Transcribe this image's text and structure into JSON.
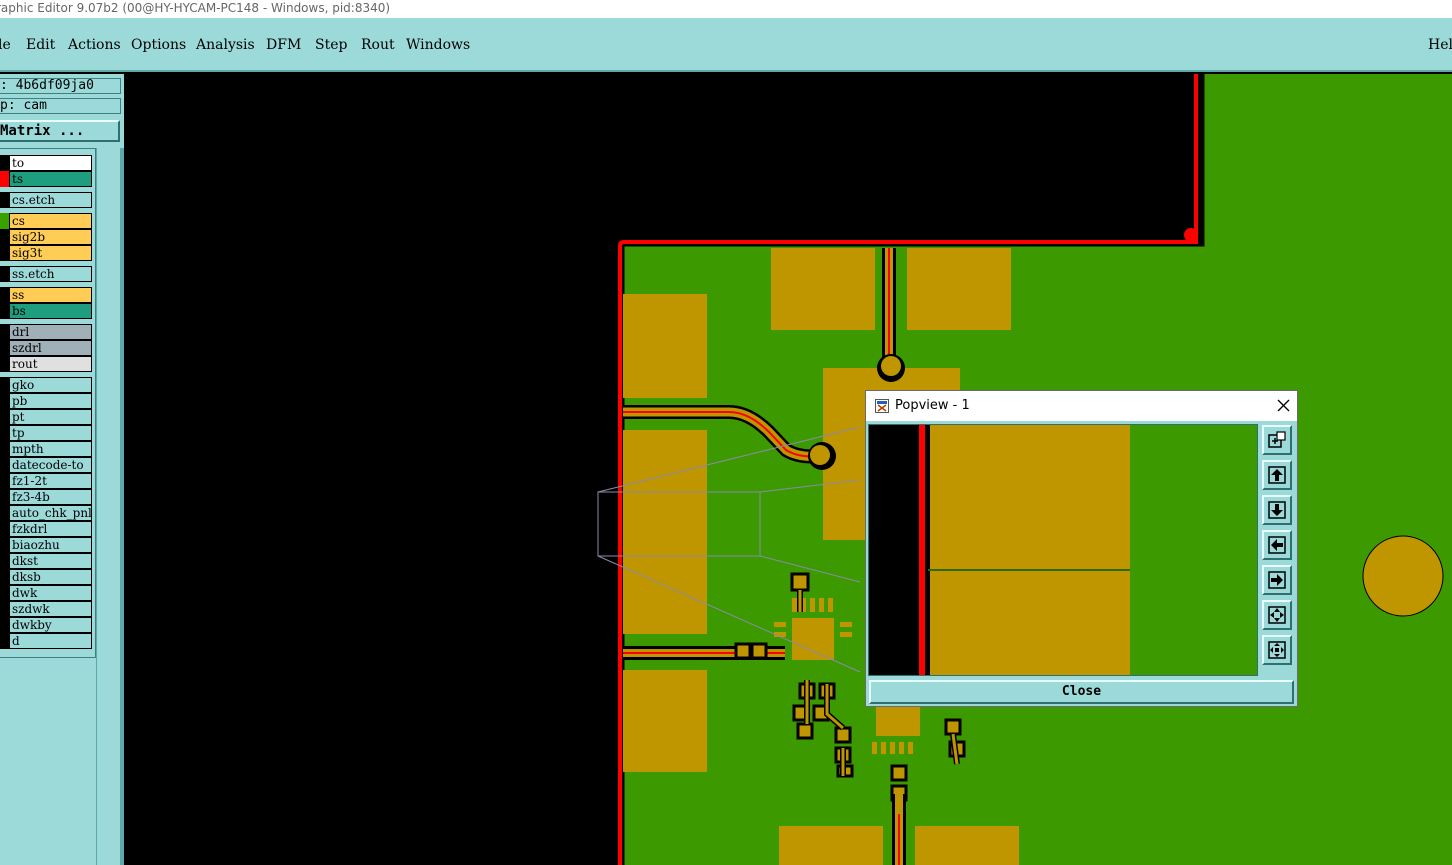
{
  "window": {
    "title": "raphic Editor 9.07b2 (00@HY-HYCAM-PC148 - Windows, pid:8340)"
  },
  "menubar": {
    "items": [
      {
        "label": "le"
      },
      {
        "label": "Edit"
      },
      {
        "label": "Actions"
      },
      {
        "label": "Options"
      },
      {
        "label": "Analysis"
      },
      {
        "label": "DFM"
      },
      {
        "label": "Step"
      },
      {
        "label": "Rout"
      },
      {
        "label": "Windows"
      }
    ],
    "help_label": "Hel"
  },
  "job": {
    "job_label": " : 4b6df09ja0",
    "step_label": "p: cam",
    "matrix_button": " Matrix ..."
  },
  "layers": [
    {
      "name": "to",
      "color": "#000000",
      "bg": "#ffffff"
    },
    {
      "name": "ts",
      "color": "#ff0000",
      "bg": "#1e9e7e"
    },
    {
      "name": "cs.etch",
      "color": "#000000",
      "bg": "#9cd9d9"
    },
    {
      "name": "cs",
      "color": "#3aa000",
      "bg": "#ffcc55"
    },
    {
      "name": "sig2b",
      "color": "#000000",
      "bg": "#ffcc55"
    },
    {
      "name": "sig3t",
      "color": "#000000",
      "bg": "#ffcc55"
    },
    {
      "name": "ss.etch",
      "color": "#000000",
      "bg": "#9cd9d9"
    },
    {
      "name": "ss",
      "color": "#000000",
      "bg": "#ffcc55"
    },
    {
      "name": "bs",
      "color": "#000000",
      "bg": "#1e9e7e"
    },
    {
      "name": "drl",
      "color": "#000000",
      "bg": "#a0b0b8"
    },
    {
      "name": "szdrl",
      "color": "#000000",
      "bg": "#a0b0b8"
    },
    {
      "name": "rout",
      "color": "#000000",
      "bg": "#e0e0e0"
    },
    {
      "name": "gko",
      "color": "#000000",
      "bg": "#9cd9d9"
    },
    {
      "name": "pb",
      "color": "#000000",
      "bg": "#9cd9d9"
    },
    {
      "name": "pt",
      "color": "#000000",
      "bg": "#9cd9d9"
    },
    {
      "name": "tp",
      "color": "#000000",
      "bg": "#9cd9d9"
    },
    {
      "name": "mpth",
      "color": "#000000",
      "bg": "#9cd9d9"
    },
    {
      "name": "datecode-to",
      "color": "#000000",
      "bg": "#9cd9d9"
    },
    {
      "name": "fz1-2t",
      "color": "#000000",
      "bg": "#9cd9d9"
    },
    {
      "name": "fz3-4b",
      "color": "#000000",
      "bg": "#9cd9d9"
    },
    {
      "name": "auto_chk_pnl",
      "color": "#000000",
      "bg": "#9cd9d9"
    },
    {
      "name": "fzkdrl",
      "color": "#000000",
      "bg": "#9cd9d9"
    },
    {
      "name": "biaozhu",
      "color": "#000000",
      "bg": "#9cd9d9"
    },
    {
      "name": "dkst",
      "color": "#000000",
      "bg": "#9cd9d9"
    },
    {
      "name": "dksb",
      "color": "#000000",
      "bg": "#9cd9d9"
    },
    {
      "name": "dwk",
      "color": "#000000",
      "bg": "#9cd9d9"
    },
    {
      "name": "szdwk",
      "color": "#000000",
      "bg": "#9cd9d9"
    },
    {
      "name": "dwkby",
      "color": "#000000",
      "bg": "#9cd9d9"
    },
    {
      "name": "d",
      "color": "#000000",
      "bg": "#9cd9d9"
    }
  ],
  "popview": {
    "title": "Popview - 1",
    "close_label": "Close",
    "tools": [
      {
        "icon": "zoom-window-icon"
      },
      {
        "icon": "pan-up-icon"
      },
      {
        "icon": "pan-down-icon"
      },
      {
        "icon": "pan-left-icon"
      },
      {
        "icon": "pan-right-icon"
      },
      {
        "icon": "zoom-fit-icon"
      },
      {
        "icon": "zoom-home-icon"
      }
    ]
  },
  "colors": {
    "panel": "#9cd9d9",
    "board": "#3c9a00",
    "pad": "#bf9600",
    "trace": "#ff0000",
    "background": "#000000"
  }
}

::::::::

* **SHORT PROBLEM**: Which lines contain "title"? Copy each of them.

* **REPLY TO THE TASK**:
    "title": "raphic Editor 9.07b2 (00@HY-HYCAM-PC148 - Windows, pid:8340)"
    "title": "Popview - 1",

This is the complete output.